Source excerpt:
So, this is 1999, and it’s one year before the millennium. Well, I suppose that depends on what culture you’re living in, for by no means all the world follows the Christian calendar.

And, even if you accept the Christian calendar, is 2000 the beginning of the millennium, or is it more correct to say that it starts in 2001? For, when this calendar started, wasn’t it at Year 1, rather than Year 0, which would mean that January 1, 2001 is in fact the start of the third millennium AD, and not January 1, 2000.

But then who wants to be correct? Really, what it all boils down to is the sense of occasion. 2000 sounds like a good number. It sounds a bit more like the beginning of something than 2001. And it’s all about the occasion. It’s all about the event.

The charting of time can start at a very arbitrary place. And yet the reality of time is the fundamental rule by which we live our lives.

Raw records:
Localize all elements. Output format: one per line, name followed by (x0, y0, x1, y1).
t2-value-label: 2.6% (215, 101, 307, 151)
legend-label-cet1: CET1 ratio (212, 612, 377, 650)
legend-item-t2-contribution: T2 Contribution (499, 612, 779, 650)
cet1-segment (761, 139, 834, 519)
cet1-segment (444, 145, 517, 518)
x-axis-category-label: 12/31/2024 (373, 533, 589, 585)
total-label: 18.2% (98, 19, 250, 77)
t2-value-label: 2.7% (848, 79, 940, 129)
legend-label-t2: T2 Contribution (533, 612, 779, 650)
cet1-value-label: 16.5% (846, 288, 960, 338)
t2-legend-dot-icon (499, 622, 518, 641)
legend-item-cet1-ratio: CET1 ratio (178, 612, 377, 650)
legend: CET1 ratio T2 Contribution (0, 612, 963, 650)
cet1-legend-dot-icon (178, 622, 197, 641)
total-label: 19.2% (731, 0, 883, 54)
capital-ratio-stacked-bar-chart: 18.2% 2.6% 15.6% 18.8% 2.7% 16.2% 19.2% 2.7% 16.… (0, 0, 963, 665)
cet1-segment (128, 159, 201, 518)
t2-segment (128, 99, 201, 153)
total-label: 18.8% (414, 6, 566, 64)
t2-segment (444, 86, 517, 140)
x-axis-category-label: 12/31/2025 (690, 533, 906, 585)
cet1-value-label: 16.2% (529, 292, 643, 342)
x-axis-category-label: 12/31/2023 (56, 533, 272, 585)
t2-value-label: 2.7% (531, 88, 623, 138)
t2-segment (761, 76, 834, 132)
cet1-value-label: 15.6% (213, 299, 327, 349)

Set tasks:
1. Answer these questions using the millennium excerpt:
(a) What year does the excerpt say it is?
(b) If the calendar started at Year 1, which date does the excerpt give as the start of the third millennium AD?
(c) What does the excerpt call the fundamental rule by which we live our lives?
2. Decide whether each statement agrees with the millennium excerpt, and quote the words that settle it:
(a) The whole world follows the Christian calendar.
(b) 2000 sounds more like the beginning of something than 2001 does.
(c) The charting of time must start at a fixed, natural point.
3. Reproduce the part of the millennium excerpt starting at "So, this is" and ending at "January 1, 2000.".

Answers to each task:
1.
(a) 1999
(b) January 1, 2001
(c) The reality of time

2.
(a) No: "by no means all the world follows the Christian calendar."
(b) Yes: "It sounds a bit more like the beginning of something than 2001."
(c) No: "The charting of time can start at a very arbitrary place."

3.
So, this is 1999, and it’s one year before the millennium. Well, I suppose that depends on what culture you’re living in, for by no means all the world follows the Christian calendar.

And, even if you accept the Christian calendar, is 2000 the beginning of the millennium, or is it more correct to say that it starts in 2001? For, when this calendar started, wasn’t it at Year 1, rather than Year 0, which would mean that January 1, 2001 is in fact the start of the third millennium AD, and not January 1, 2000.